• **PROBLEM DESCRIPTION**
Write out the data from its first line through the line containing "monads-people-row [335,363,461,387]", both included, as a numbered list with blank lines omitted.
[start of GIVEN DATA]
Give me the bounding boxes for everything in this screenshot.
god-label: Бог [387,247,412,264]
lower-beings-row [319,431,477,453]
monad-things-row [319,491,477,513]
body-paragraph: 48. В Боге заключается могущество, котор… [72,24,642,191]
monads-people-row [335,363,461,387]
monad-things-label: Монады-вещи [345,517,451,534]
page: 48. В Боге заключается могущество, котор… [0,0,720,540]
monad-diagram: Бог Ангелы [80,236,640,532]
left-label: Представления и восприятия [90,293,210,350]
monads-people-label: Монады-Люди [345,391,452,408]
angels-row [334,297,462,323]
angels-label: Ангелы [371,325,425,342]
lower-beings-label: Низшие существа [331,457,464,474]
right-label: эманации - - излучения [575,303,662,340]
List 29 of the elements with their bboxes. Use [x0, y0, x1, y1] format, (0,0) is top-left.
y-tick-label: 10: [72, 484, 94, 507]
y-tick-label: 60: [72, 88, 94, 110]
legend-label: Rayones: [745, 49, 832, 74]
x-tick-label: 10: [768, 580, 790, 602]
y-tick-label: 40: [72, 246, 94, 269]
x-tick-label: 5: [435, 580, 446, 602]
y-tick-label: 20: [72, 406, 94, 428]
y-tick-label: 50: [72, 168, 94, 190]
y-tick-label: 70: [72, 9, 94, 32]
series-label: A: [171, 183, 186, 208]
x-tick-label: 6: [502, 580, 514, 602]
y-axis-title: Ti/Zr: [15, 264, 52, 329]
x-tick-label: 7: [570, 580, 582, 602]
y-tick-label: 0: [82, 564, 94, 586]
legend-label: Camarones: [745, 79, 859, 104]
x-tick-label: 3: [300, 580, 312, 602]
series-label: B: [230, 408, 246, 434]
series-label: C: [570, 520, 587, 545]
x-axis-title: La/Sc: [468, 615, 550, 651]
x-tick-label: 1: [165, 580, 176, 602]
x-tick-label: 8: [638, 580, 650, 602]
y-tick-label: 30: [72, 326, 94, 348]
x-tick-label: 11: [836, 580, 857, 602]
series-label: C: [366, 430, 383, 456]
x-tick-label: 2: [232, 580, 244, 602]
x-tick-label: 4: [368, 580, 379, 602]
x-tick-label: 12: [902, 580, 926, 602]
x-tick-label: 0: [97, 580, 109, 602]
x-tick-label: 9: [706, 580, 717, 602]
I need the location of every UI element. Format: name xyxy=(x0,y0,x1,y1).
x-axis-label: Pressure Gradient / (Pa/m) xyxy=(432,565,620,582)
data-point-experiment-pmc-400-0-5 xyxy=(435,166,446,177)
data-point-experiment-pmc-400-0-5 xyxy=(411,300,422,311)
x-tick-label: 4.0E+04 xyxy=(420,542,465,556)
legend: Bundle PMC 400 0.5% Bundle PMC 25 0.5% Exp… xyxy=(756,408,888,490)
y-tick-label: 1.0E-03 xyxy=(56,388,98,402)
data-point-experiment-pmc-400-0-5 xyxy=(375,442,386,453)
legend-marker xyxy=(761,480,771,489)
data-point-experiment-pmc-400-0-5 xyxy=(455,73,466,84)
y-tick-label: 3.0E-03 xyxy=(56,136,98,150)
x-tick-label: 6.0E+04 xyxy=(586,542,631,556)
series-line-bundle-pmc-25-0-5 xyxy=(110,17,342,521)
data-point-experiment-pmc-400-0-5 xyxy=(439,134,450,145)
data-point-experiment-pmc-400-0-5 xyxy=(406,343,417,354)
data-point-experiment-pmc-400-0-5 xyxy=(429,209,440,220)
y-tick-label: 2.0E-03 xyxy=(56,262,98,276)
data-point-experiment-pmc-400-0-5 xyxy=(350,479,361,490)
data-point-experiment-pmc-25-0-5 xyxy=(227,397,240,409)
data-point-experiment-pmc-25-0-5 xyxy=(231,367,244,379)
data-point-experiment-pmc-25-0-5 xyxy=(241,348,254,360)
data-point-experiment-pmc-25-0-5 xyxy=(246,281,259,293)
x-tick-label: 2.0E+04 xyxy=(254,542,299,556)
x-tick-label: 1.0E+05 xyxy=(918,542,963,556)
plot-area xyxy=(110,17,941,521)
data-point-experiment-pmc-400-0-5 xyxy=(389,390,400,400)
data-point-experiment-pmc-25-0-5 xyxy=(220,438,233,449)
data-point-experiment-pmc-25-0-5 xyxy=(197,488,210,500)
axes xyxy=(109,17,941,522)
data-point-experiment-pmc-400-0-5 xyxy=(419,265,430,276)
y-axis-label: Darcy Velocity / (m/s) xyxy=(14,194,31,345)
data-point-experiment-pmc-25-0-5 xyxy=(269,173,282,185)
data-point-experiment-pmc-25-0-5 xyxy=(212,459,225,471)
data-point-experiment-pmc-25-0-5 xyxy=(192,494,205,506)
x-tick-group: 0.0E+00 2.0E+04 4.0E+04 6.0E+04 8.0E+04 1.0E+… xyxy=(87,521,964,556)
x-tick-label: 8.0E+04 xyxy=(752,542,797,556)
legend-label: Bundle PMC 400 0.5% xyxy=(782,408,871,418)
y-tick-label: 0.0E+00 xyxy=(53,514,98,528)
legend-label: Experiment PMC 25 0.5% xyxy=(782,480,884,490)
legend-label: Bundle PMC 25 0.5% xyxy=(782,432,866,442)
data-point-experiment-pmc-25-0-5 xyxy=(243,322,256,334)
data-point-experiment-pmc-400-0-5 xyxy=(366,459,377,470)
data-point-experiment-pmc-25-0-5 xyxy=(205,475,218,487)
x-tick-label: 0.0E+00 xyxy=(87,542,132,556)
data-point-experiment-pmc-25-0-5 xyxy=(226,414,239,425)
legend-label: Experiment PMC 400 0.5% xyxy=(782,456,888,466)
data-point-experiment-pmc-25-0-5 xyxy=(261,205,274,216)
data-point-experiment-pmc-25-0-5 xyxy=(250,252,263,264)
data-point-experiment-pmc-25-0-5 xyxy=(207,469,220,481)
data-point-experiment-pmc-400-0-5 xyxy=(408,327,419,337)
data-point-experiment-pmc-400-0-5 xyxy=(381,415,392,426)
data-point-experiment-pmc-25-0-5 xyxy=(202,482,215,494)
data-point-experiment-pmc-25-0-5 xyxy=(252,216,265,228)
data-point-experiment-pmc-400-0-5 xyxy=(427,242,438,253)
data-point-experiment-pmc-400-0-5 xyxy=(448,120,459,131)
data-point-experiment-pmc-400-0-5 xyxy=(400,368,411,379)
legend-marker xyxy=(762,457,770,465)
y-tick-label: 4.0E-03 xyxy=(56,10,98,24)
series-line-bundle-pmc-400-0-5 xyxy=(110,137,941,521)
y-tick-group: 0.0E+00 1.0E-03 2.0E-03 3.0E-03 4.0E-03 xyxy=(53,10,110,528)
[end of GIVEN DATA]
• **EXERCISE ANSWER**
1. Give me the bounding boxes for everything in this screenshot.
2. god-label: Бог [387,247,412,264]
3. lower-beings-row [319,431,477,453]
4. monad-things-row [319,491,477,513]
5. body-paragraph: 48. В Боге заключается могущество, котор… [72,24,642,191]
6. monads-people-row [335,363,461,387]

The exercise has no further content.